#### [WRITTEN INSTRUCTION]
Go through the listing and write out all of it exactly.

#### [DATA PROVIDED]
____________________
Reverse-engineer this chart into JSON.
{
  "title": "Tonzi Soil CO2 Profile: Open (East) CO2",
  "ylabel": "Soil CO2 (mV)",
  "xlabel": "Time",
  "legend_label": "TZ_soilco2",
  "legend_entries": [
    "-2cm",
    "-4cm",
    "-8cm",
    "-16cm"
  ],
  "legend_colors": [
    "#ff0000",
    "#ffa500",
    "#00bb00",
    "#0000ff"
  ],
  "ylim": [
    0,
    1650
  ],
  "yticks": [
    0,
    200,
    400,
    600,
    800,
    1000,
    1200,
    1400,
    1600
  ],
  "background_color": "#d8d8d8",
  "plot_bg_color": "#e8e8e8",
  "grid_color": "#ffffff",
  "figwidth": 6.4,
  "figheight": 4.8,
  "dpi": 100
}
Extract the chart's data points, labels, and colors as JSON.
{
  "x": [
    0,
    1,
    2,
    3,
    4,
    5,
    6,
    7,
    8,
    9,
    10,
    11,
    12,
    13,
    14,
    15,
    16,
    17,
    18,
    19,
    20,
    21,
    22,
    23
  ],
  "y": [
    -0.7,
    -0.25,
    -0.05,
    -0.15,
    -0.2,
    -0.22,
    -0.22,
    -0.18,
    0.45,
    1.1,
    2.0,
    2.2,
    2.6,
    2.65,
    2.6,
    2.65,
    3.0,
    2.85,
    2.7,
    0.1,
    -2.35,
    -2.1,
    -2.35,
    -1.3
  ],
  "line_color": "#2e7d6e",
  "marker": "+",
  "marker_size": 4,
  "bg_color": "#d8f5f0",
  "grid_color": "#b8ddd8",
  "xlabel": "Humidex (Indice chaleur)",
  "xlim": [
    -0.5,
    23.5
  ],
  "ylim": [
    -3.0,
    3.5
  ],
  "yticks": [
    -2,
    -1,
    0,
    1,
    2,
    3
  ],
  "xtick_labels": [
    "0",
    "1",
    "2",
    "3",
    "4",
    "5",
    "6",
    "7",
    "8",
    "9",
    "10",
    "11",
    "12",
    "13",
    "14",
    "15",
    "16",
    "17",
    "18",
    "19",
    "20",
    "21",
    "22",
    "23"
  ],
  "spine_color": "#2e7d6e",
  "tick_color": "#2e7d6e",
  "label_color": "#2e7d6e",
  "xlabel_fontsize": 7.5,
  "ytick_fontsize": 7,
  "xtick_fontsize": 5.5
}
____________________
#### [OUTPUT]
Reverse-engineer this chart into JSON.
{
  "title": "Tonzi Soil CO2 Profile: Open (East) CO2",
  "ylabel": "Soil CO2 (mV)",
  "xlabel": "Time",
  "legend_label": "TZ_soilco2",
  "legend_entries": [
    "-2cm",
    "-4cm",
    "-8cm",
    "-16cm"
  ],
  "legend_colors": [
    "#ff0000",
    "#ffa500",
    "#00bb00",
    "#0000ff"
  ],
  "ylim": [
    0,
    1650
  ],
  "yticks": [
    0,
    200,
    400,
    600,
    800,
    1000,
    1200,
    1400,
    1600
  ],
  "background_color": "#d8d8d8",
  "plot_bg_color": "#e8e8e8",
  "grid_color": "#ffffff",
  "figwidth": 6.4,
  "figheight": 4.8,
  "dpi": 100
}
Extract the chart's data points, labels, and colors as JSON.
{
  "x": [
    0,
    1,
    2,
    3,
    4,
    5,
    6,
    7,
    8,
    9,
    10,
    11,
    12,
    13,
    14,
    15,
    16,
    17,
    18,
    19,
    20,
    21,
    22,
    23
  ],
  "y": [
    -0.7,
    -0.25,
    -0.05,
    -0.15,
    -0.2,
    -0.22,
    -0.22,
    -0.18,
    0.45,
    1.1,
    2.0,
    2.2,
    2.6,
    2.65,
    2.6,
    2.65,
    3.0,
    2.85,
    2.7,
    0.1,
    -2.35,
    -2.1,
    -2.35,
    -1.3
  ],
  "line_color": "#2e7d6e",
  "marker": "+",
  "marker_size": 4,
  "bg_color": "#d8f5f0",
  "grid_color": "#b8ddd8",
  "xlabel": "Humidex (Indice chaleur)",
  "xlim": [
    -0.5,
    23.5
  ],
  "ylim": [
    -3.0,
    3.5
  ],
  "yticks": [
    -2,
    -1,
    0,
    1,
    2,
    3
  ],
  "xtick_labels": [
    "0",
    "1",
    "2",
    "3",
    "4",
    "5",
    "6",
    "7",
    "8",
    "9",
    "10",
    "11",
    "12",
    "13",
    "14",
    "15",
    "16",
    "17",
    "18",
    "19",
    "20",
    "21",
    "22",
    "23"
  ],
  "spine_color": "#2e7d6e",
  "tick_color": "#2e7d6e",
  "label_color": "#2e7d6e",
  "xlabel_fontsize": 7.5,
  "ytick_fontsize": 7,
  "xtick_fontsize": 5.5
}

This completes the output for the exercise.